Tomar mucho líquido, imprescindible para la dieta veraniega

Las personas mayores son muy vulnerables a las altas temperaturas propias de los meses de verano, por este motivo, es recomendable que adapten su alimentación a una dieta veraniega con alto contenido en agua, para compensar la pérdida de líquido que se produce pero sin variar el aporte energético diario. Expertos recomiendan comer alimentos de temporada […]

Las personas mayores son muy vulnerables a las altas temperaturas propias de los meses de verano, por este motivo, es recomendable que adapten su alimentación a una dieta veraniega con alto contenido en agua, para compensar la pérdida de líquido que se produce pero sin variar el aporte energético diario.

Expertos recomiendan comer alimentos de temporada porque son más fáciles de asimilar y aportan un mayor número de nutrientes, vitaminas y minerales adecuados para cada época del año, como por ejemplo la sandía, la calabaza, el melón o la zanahoria.

### Trabajo solicitado:
• 1. Según el texto sobre la dieta veraniega, ¿por qué recomiendan los expertos comer alimentos de temporada?
• 2. Enumera los alimentos de temporada que el texto sobre la dieta veraniega cita como ejemplo.
• 3. Por favor, completa la parte siguiente del texto sobre la dieta veraniega de las personas mayores, a partir de su última oración.
Las filas proceden de otra fuente distinta.

### Filas mostradas:
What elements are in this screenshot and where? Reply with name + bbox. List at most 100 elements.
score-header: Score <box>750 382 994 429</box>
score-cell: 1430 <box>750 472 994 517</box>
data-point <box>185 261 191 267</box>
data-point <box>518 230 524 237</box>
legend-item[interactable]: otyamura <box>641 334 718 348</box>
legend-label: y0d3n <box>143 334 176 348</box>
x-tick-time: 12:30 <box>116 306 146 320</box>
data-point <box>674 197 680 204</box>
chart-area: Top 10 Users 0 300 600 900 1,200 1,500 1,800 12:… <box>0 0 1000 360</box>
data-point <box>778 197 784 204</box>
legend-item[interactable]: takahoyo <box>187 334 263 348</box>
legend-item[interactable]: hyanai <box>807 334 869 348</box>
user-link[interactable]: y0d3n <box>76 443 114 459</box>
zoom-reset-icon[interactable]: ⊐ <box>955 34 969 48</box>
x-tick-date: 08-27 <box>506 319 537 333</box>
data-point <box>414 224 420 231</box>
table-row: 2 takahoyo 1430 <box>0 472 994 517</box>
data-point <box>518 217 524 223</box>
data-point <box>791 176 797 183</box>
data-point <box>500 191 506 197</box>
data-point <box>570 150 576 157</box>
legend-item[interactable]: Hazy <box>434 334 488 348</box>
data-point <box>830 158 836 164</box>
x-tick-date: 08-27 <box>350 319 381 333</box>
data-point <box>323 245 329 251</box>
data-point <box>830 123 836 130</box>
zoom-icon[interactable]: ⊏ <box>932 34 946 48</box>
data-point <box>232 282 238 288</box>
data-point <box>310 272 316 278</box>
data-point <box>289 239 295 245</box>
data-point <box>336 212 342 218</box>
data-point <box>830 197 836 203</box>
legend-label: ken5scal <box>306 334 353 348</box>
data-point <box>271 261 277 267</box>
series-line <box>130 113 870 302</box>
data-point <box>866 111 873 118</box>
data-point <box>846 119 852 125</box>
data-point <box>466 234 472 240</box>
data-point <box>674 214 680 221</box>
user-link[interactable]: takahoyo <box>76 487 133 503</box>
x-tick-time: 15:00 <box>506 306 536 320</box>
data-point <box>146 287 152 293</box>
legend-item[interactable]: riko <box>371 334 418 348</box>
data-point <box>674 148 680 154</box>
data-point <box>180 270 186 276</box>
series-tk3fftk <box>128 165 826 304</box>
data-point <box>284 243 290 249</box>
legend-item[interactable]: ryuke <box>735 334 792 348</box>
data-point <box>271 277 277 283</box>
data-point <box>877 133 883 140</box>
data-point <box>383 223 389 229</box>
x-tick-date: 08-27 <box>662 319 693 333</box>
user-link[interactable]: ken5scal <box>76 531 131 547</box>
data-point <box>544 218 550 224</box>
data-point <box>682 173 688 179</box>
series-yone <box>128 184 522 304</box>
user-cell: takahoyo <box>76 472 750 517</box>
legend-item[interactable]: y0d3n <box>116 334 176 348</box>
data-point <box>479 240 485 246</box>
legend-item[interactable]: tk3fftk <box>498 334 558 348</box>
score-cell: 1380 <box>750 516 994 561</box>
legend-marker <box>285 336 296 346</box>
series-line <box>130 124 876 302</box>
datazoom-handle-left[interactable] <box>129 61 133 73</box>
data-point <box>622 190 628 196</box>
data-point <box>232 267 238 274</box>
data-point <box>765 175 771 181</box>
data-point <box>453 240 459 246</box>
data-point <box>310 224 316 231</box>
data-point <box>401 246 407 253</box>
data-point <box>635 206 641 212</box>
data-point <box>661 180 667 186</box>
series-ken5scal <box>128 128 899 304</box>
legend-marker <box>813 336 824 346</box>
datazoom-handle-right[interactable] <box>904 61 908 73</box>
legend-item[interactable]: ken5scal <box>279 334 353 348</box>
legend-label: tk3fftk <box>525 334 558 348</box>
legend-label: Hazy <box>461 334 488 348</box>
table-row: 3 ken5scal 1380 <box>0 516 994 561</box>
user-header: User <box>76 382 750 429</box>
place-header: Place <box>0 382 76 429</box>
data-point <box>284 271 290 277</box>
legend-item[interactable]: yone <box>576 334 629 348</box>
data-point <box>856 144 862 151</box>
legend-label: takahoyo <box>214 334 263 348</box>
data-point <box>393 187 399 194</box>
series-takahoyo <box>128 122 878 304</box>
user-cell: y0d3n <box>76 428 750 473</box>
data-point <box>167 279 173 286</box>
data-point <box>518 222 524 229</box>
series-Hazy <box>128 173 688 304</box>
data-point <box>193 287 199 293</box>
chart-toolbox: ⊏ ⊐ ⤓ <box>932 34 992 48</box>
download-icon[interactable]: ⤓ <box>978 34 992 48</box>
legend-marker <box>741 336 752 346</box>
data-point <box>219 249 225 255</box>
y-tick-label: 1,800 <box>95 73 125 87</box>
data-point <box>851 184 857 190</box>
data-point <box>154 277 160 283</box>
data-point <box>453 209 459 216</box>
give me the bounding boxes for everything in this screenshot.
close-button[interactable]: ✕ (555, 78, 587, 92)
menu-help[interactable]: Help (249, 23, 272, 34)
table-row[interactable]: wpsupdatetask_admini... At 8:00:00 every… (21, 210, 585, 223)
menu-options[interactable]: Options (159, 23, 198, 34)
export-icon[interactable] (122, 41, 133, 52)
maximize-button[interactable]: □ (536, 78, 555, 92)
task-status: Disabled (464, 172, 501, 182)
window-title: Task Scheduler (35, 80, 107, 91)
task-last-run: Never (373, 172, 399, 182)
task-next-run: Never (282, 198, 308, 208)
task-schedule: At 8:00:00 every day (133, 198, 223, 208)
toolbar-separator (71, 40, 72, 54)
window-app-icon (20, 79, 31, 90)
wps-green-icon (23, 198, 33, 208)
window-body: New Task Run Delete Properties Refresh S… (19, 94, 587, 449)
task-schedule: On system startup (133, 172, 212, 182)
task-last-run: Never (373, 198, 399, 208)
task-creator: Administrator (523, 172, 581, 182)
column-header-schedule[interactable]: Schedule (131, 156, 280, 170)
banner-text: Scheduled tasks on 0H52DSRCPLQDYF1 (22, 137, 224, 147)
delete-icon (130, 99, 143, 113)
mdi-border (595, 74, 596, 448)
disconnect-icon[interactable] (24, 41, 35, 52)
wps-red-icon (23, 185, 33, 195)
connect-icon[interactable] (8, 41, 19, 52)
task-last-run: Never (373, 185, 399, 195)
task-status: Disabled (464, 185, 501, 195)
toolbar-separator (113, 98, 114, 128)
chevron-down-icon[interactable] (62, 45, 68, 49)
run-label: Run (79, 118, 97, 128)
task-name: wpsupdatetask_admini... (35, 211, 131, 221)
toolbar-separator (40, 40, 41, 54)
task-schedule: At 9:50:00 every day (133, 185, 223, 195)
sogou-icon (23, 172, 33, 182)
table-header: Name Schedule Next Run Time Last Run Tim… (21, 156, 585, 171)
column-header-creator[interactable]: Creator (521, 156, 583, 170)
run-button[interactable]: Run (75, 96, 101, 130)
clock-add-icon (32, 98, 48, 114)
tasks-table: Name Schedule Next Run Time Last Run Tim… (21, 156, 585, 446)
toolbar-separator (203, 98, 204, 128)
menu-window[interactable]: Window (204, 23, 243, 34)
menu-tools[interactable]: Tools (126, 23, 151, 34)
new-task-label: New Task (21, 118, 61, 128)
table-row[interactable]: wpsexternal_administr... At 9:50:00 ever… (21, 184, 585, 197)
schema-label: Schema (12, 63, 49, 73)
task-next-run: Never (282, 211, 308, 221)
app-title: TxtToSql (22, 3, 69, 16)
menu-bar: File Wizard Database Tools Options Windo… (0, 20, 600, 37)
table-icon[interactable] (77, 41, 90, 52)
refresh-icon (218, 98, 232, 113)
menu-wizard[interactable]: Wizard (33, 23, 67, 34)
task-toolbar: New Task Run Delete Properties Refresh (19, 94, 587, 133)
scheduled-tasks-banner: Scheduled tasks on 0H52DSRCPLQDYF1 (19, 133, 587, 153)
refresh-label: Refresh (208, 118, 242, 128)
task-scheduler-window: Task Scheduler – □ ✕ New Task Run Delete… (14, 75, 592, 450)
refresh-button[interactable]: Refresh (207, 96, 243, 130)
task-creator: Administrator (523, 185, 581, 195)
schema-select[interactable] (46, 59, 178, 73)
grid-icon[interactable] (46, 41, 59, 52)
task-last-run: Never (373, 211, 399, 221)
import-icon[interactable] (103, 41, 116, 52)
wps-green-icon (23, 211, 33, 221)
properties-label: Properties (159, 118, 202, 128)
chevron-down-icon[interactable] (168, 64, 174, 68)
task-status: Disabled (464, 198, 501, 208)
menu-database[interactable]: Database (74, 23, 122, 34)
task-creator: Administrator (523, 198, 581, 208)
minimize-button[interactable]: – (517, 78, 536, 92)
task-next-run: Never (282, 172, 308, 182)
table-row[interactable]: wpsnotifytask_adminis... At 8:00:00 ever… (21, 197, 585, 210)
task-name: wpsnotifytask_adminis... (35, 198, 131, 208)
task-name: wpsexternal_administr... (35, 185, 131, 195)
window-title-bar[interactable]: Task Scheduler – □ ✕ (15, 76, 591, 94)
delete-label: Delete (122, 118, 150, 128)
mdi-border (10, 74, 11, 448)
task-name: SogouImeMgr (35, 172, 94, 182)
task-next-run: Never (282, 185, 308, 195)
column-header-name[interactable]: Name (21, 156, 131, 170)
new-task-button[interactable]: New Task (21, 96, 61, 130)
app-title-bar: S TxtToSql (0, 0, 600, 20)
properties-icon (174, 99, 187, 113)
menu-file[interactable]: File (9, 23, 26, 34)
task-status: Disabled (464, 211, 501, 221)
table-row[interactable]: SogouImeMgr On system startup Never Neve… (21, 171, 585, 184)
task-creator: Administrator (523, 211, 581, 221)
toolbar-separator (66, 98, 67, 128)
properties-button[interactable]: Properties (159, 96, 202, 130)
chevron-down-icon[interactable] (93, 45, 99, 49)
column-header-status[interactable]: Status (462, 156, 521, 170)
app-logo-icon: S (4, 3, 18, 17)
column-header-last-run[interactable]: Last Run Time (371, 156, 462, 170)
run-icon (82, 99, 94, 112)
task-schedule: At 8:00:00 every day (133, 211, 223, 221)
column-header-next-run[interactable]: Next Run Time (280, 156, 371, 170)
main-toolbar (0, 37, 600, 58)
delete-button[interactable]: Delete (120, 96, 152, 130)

### Respuestas por tarea:
• 1. Porque son más fáciles de asimilar y aportan un mayor número de nutrientes, vitaminas y minerales adecuados para cada época del año.

• 2. La sandía, la calabaza, el melón y la zanahoria.

• 3.
Es recomendable evitar alimentos grasos como guisos o caldos porque el tiempo de digestión se prolonga y puede interferir en actividades de tiempo libre, así como elevar la temperatura corporal.

El aporte calórico diario debe mantenerse alrededor de las 1.800/2.000 kcal/día y, si se realiza ejercicio físico, debe de adoptarse una dieta adecuando, incluso consultando con especialistas si fuera necesario.

Los líquidos son el elemento básico en la dieta. Con las altas temperaturas, el cuerpo elimina calor por medio de la transpiración, para regular la temperatura corporal, perdiendo agua. Por eso es tan importante mantener una correcta hidratación.

Las frutas y verduras tienen un elevado contenido de agua y otros nutrientes esenciales para el organismo, saciantes del hambre y la sed y mantienen la piel hidratada.

Para evitar golpes de calor, mareos y desmayos, los expertos recomiendan a las personas mayores ingerir líquido a pesar de no tener sed, y distribuir los alimentos en cuatro comidas diarias: desayuno, comida, merienda y cena; y dos complementarias: media mañana y media tarde. Esto favorece a un buen funcionamiento del organismo y evita correr riesgos innecesarios.